───── SUPPLIED DATA
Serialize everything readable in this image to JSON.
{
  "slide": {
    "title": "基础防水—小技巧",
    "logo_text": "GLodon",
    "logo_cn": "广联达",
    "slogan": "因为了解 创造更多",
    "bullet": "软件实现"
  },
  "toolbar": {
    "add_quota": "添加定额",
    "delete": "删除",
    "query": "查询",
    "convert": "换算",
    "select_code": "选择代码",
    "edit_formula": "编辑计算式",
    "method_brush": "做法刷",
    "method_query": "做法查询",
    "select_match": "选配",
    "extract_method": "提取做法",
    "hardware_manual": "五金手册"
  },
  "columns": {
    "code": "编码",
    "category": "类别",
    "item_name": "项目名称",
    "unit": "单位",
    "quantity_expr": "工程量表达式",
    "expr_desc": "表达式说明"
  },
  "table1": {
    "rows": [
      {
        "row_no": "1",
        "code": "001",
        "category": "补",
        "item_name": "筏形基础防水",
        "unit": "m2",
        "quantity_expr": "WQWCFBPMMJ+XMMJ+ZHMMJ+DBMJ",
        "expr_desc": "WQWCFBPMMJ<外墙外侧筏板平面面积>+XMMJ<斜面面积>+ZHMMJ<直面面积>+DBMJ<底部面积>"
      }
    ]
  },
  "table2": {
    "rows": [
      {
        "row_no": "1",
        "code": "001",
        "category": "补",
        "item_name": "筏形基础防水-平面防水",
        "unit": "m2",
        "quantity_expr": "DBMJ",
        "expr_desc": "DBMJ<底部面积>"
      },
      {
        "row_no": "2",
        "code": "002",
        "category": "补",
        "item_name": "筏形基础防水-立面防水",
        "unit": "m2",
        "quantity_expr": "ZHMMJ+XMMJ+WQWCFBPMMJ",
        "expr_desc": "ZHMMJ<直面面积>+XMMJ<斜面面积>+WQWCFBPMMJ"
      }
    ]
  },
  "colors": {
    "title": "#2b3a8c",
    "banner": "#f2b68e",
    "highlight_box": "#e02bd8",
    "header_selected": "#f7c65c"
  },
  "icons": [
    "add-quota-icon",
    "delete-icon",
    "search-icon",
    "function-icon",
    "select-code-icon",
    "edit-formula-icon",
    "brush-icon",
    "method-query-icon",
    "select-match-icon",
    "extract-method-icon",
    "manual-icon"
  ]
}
──────────
### GOAL
All of the entries must be quoted exactly; please include each one.

### REPLY TO THE EXERCISE
Serialize everything readable in this image to JSON.
{
  "slide": {
    "title": "基础防水—小技巧",
    "logo_text": "GLodon",
    "logo_cn": "广联达",
    "slogan": "因为了解 创造更多",
    "bullet": "软件实现"
  },
  "toolbar": {
    "add_quota": "添加定额",
    "delete": "删除",
    "query": "查询",
    "convert": "换算",
    "select_code": "选择代码",
    "edit_formula": "编辑计算式",
    "method_brush": "做法刷",
    "method_query": "做法查询",
    "select_match": "选配",
    "extract_method": "提取做法",
    "hardware_manual": "五金手册"
  },
  "columns": {
    "code": "编码",
    "category": "类别",
    "item_name": "项目名称",
    "unit": "单位",
    "quantity_expr": "工程量表达式",
    "expr_desc": "表达式说明"
  },
  "table1": {
    "rows": [
      {
        "row_no": "1",
        "code": "001",
        "category": "补",
        "item_name": "筏形基础防水",
        "unit": "m2",
        "quantity_expr": "WQWCFBPMMJ+XMMJ+ZHMMJ+DBMJ",
        "expr_desc": "WQWCFBPMMJ<外墙外侧筏板平面面积>+XMMJ<斜面面积>+ZHMMJ<直面面积>+DBMJ<底部面积>"
      }
    ]
  },
  "table2": {
    "rows": [
      {
        "row_no": "1",
        "code": "001",
        "category": "补",
        "item_name": "筏形基础防水-平面防水",
        "unit": "m2",
        "quantity_expr": "DBMJ",
        "expr_desc": "DBMJ<底部面积>"
      },
      {
        "row_no": "2",
        "code": "002",
        "category": "补",
        "item_name": "筏形基础防水-立面防水",
        "unit": "m2",
        "quantity_expr": "ZHMMJ+XMMJ+WQWCFBPMMJ",
        "expr_desc": "ZHMMJ<直面面积>+XMMJ<斜面面积>+WQWCFBPMMJ"
      }
    ]
  },
  "colors": {
    "title": "#2b3a8c",
    "banner": "#f2b68e",
    "highlight_box": "#e02bd8",
    "header_selected": "#f7c65c"
  },
  "icons": [
    "add-quota-icon",
    "delete-icon",
    "search-icon",
    "function-icon",
    "select-code-icon",
    "edit-formula-icon",
    "brush-icon",
    "method-query-icon",
    "select-match-icon",
    "extract-method-icon",
    "manual-icon"
  ]
}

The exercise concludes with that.